▸ Short exercise: What follows is a listing; give it again exactly, in its entirety.

[Records from a collection]
:::

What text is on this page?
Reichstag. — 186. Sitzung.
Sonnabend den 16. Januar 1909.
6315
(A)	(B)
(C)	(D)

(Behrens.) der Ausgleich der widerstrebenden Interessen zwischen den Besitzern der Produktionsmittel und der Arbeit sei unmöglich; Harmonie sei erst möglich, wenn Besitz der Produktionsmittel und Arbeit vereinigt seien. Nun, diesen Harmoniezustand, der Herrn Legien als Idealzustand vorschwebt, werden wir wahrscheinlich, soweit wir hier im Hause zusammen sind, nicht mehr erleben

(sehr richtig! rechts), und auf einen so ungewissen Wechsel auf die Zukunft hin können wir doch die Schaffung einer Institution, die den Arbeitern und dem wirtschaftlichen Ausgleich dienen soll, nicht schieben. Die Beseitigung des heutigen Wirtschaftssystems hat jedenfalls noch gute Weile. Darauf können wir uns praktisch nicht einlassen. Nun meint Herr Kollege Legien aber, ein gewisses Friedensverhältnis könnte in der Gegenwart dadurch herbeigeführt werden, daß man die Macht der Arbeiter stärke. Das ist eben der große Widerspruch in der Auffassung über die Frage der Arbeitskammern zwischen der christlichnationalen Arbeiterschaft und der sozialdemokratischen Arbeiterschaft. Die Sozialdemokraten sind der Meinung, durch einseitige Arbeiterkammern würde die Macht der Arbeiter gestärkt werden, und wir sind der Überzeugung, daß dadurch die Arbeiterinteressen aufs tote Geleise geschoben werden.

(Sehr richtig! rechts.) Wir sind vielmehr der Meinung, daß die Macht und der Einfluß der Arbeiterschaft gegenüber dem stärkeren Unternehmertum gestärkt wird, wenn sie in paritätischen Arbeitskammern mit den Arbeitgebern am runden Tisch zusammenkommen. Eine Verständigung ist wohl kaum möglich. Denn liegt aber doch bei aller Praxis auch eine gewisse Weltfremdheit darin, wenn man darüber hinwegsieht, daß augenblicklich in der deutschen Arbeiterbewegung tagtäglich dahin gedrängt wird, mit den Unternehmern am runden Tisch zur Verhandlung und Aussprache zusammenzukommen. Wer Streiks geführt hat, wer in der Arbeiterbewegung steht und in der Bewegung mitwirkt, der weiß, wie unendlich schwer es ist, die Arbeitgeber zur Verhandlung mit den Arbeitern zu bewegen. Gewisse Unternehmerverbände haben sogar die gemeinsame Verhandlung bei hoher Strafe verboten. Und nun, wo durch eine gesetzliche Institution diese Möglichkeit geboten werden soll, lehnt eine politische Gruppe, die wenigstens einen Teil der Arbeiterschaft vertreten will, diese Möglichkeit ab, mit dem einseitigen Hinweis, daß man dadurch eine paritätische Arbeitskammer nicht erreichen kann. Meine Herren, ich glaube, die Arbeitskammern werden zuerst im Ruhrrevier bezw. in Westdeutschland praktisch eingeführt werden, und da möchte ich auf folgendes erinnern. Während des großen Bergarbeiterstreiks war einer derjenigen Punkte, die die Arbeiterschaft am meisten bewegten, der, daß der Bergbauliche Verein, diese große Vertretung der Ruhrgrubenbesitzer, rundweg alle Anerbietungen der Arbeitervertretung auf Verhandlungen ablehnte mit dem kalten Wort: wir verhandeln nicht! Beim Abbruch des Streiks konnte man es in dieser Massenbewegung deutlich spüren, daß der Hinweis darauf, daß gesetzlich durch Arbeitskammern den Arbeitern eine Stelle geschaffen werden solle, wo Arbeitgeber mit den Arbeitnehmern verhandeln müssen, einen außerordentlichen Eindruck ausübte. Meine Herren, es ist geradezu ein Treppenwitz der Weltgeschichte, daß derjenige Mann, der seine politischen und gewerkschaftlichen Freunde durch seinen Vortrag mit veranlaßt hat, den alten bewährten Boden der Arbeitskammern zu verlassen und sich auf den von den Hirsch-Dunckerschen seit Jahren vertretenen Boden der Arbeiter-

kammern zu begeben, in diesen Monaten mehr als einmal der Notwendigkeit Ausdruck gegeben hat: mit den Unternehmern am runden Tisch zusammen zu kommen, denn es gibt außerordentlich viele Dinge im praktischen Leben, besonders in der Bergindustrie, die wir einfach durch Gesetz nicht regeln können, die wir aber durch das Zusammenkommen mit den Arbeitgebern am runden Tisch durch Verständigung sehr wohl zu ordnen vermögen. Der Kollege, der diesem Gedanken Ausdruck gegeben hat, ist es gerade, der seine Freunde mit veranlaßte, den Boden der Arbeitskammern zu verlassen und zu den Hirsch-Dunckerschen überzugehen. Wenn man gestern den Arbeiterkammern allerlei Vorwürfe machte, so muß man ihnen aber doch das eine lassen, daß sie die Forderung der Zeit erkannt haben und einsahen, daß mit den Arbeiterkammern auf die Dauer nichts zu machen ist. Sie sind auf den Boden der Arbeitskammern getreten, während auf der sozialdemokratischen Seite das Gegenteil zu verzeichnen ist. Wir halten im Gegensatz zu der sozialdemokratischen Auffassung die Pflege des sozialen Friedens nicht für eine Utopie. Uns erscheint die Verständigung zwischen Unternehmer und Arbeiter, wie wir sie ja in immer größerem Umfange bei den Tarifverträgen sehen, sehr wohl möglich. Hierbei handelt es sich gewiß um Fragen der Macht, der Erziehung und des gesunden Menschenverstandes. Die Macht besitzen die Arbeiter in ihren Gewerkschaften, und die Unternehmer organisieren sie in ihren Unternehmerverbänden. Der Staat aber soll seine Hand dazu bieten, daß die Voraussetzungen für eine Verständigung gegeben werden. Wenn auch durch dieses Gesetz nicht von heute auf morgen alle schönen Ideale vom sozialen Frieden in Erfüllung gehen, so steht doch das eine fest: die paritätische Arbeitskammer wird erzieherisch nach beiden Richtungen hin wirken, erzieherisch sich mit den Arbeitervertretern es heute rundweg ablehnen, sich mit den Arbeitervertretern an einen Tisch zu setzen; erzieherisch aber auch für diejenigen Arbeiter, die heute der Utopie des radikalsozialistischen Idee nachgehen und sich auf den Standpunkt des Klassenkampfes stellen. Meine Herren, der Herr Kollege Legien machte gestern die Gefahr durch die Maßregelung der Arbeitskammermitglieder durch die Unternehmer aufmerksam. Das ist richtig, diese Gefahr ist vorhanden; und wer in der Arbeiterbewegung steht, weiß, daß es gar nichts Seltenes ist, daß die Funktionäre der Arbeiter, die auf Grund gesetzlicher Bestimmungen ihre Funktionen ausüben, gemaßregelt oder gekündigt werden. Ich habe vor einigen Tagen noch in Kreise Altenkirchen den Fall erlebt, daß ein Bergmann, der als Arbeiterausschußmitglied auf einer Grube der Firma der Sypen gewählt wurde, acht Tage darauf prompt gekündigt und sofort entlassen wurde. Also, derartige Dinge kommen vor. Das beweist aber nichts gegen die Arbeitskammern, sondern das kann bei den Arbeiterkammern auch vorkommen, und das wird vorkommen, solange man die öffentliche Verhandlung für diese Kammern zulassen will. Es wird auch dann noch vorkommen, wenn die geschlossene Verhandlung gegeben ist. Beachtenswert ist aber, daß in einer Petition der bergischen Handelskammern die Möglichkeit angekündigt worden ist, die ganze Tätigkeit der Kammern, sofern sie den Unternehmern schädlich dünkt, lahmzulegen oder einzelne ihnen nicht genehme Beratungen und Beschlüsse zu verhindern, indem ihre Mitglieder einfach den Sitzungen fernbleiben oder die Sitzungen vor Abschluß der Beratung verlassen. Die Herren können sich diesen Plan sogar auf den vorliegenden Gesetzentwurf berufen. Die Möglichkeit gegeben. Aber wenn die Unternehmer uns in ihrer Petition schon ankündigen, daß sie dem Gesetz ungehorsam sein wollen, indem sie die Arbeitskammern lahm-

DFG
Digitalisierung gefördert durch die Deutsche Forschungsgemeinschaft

:::

▸ Complete response:
What text is on this page?
Reichstag. — 186. Sitzung.
Sonnabend den 16. Januar 1909.
6315
(A)	(B)
(C)	(D)

(Behrens.) der Ausgleich der widerstrebenden Interessen zwischen den Besitzern der Produktionsmittel und der Arbeit sei unmöglich; Harmonie sei erst möglich, wenn Besitz der Produktionsmittel und Arbeit vereinigt seien. Nun, diesen Harmoniezustand, der Herrn Legien als Idealzustand vorschwebt, werden wir wahrscheinlich, soweit wir hier im Hause zusammen sind, nicht mehr erleben

(sehr richtig! rechts), und auf einen so ungewissen Wechsel auf die Zukunft hin können wir doch die Schaffung einer Institution, die den Arbeitern und dem wirtschaftlichen Ausgleich dienen soll, nicht schieben. Die Beseitigung des heutigen Wirtschaftssystems hat jedenfalls noch gute Weile. Darauf können wir uns praktisch nicht einlassen. Nun meint Herr Kollege Legien aber, ein gewisses Friedensverhältnis könnte in der Gegenwart dadurch herbeigeführt werden, daß man die Macht der Arbeiter stärke. Das ist eben der große Widerspruch in der Auffassung über die Frage der Arbeitskammern zwischen der christlichnationalen Arbeiterschaft und der sozialdemokratischen Arbeiterschaft. Die Sozialdemokraten sind der Meinung, durch einseitige Arbeiterkammern würde die Macht der Arbeiter gestärkt werden, und wir sind der Überzeugung, daß dadurch die Arbeiterinteressen aufs tote Geleise geschoben werden.

(Sehr richtig! rechts.) Wir sind vielmehr der Meinung, daß die Macht und der Einfluß der Arbeiterschaft gegenüber dem stärkeren Unternehmertum gestärkt wird, wenn sie in paritätischen Arbeitskammern mit den Arbeitgebern am runden Tisch zusammenkommen. Eine Verständigung ist wohl kaum möglich. Denn liegt aber doch bei aller Praxis auch eine gewisse Weltfremdheit darin, wenn man darüber hinwegsieht, daß augenblicklich in der deutschen Arbeiterbewegung tagtäglich dahin gedrängt wird, mit den Unternehmern am runden Tisch zur Verhandlung und Aussprache zusammenzukommen. Wer Streiks geführt hat, wer in der Arbeiterbewegung steht und in der Bewegung mitwirkt, der weiß, wie unendlich schwer es ist, die Arbeitgeber zur Verhandlung mit den Arbeitern zu bewegen. Gewisse Unternehmerverbände haben sogar die gemeinsame Verhandlung bei hoher Strafe verboten. Und nun, wo durch eine gesetzliche Institution diese Möglichkeit geboten werden soll, lehnt eine politische Gruppe, die wenigstens einen Teil der Arbeiterschaft vertreten will, diese Möglichkeit ab, mit dem einseitigen Hinweis, daß man dadurch eine paritätische Arbeitskammer nicht erreichen kann. Meine Herren, ich glaube, die Arbeitskammern werden zuerst im Ruhrrevier bezw. in Westdeutschland praktisch eingeführt werden, und da möchte ich auf folgendes erinnern. Während des großen Bergarbeiterstreiks war einer derjenigen Punkte, die die Arbeiterschaft am meisten bewegten, der, daß der Bergbauliche Verein, diese große Vertretung der Ruhrgrubenbesitzer, rundweg alle Anerbietungen der Arbeitervertretung auf Verhandlungen ablehnte mit dem kalten Wort: wir verhandeln nicht! Beim Abbruch des Streiks konnte man es in dieser Massenbewegung deutlich spüren, daß der Hinweis darauf, daß gesetzlich durch Arbeitskammern den Arbeitern eine Stelle geschaffen werden solle, wo Arbeitgeber mit den Arbeitnehmern verhandeln müssen, einen außerordentlichen Eindruck ausübte. Meine Herren, es ist geradezu ein Treppenwitz der Weltgeschichte, daß derjenige Mann, der seine politischen und gewerkschaftlichen Freunde durch seinen Vortrag mit veranlaßt hat, den alten bewährten Boden der Arbeitskammern zu verlassen und sich auf den von den Hirsch-Dunckerschen seit Jahren vertretenen Boden der Arbeiter-

kammern zu begeben, in diesen Monaten mehr als einmal der Notwendigkeit Ausdruck gegeben hat: mit den Unternehmern am runden Tisch zusammen zu kommen, denn es gibt außerordentlich viele Dinge im praktischen Leben, besonders in der Bergindustrie, die wir einfach durch Gesetz nicht regeln können, die wir aber durch das Zusammenkommen mit den Arbeitgebern am runden Tisch durch Verständigung sehr wohl zu ordnen vermögen. Der Kollege, der diesem Gedanken Ausdruck gegeben hat, ist es gerade, der seine Freunde mit veranlaßte, den Boden der Arbeitskammern zu verlassen und zu den Hirsch-Dunckerschen überzugehen. Wenn man gestern den Arbeiterkammern allerlei Vorwürfe machte, so muß man ihnen aber doch das eine lassen, daß sie die Forderung der Zeit erkannt haben und einsahen, daß mit den Arbeiterkammern auf die Dauer nichts zu machen ist. Sie sind auf den Boden der Arbeitskammern getreten, während auf der sozialdemokratischen Seite das Gegenteil zu verzeichnen ist. Wir halten im Gegensatz zu der sozialdemokratischen Auffassung die Pflege des sozialen Friedens nicht für eine Utopie. Uns erscheint die Verständigung zwischen Unternehmer und Arbeiter, wie wir sie ja in immer größerem Umfange bei den Tarifverträgen sehen, sehr wohl möglich. Hierbei handelt es sich gewiß um Fragen der Macht, der Erziehung und des gesunden Menschenverstandes. Die Macht besitzen die Arbeiter in ihren Gewerkschaften, und die Unternehmer organisieren sie in ihren Unternehmerverbänden. Der Staat aber soll seine Hand dazu bieten, daß die Voraussetzungen für eine Verständigung gegeben werden. Wenn auch durch dieses Gesetz nicht von heute auf morgen alle schönen Ideale vom sozialen Frieden in Erfüllung gehen, so steht doch das eine fest: die paritätische Arbeitskammer wird erzieherisch nach beiden Richtungen hin wirken, erzieherisch sich mit den Arbeitervertretern es heute rundweg ablehnen, sich mit den Arbeitervertretern an einen Tisch zu setzen; erzieherisch aber auch für diejenigen Arbeiter, die heute der Utopie des radikalsozialistischen Idee nachgehen und sich auf den Standpunkt des Klassenkampfes stellen. Meine Herren, der Herr Kollege Legien machte gestern die Gefahr durch die Maßregelung der Arbeitskammermitglieder durch die Unternehmer aufmerksam. Das ist richtig, diese Gefahr ist vorhanden; und wer in der Arbeiterbewegung steht, weiß, daß es gar nichts Seltenes ist, daß die Funktionäre der Arbeiter, die auf Grund gesetzlicher Bestimmungen ihre Funktionen ausüben, gemaßregelt oder gekündigt werden. Ich habe vor einigen Tagen noch in Kreise Altenkirchen den Fall erlebt, daß ein Bergmann, der als Arbeiterausschußmitglied auf einer Grube der Firma der Sypen gewählt wurde, acht Tage darauf prompt gekündigt und sofort entlassen wurde. Also, derartige Dinge kommen vor. Das beweist aber nichts gegen die Arbeitskammern, sondern das kann bei den Arbeiterkammern auch vorkommen, und das wird vorkommen, solange man die öffentliche Verhandlung für diese Kammern zulassen will. Es wird auch dann noch vorkommen, wenn die geschlossene Verhandlung gegeben ist. Beachtenswert ist aber, daß in einer Petition der bergischen Handelskammern die Möglichkeit angekündigt worden ist, die ganze Tätigkeit der Kammern, sofern sie den Unternehmern schädlich dünkt, lahmzulegen oder einzelne ihnen nicht genehme Beratungen und Beschlüsse zu verhindern, indem ihre Mitglieder einfach den Sitzungen fernbleiben oder die Sitzungen vor Abschluß der Beratung verlassen. Die Herren können sich diesen Plan sogar auf den vorliegenden Gesetzentwurf berufen. Die Möglichkeit gegeben. Aber wenn die Unternehmer uns in ihrer Petition schon ankündigen, daß sie dem Gesetz ungehorsam sein wollen, indem sie die Arbeitskammern lahm-

DFG
Digitalisierung gefördert durch die Deutsche Forschungsgemeinschaft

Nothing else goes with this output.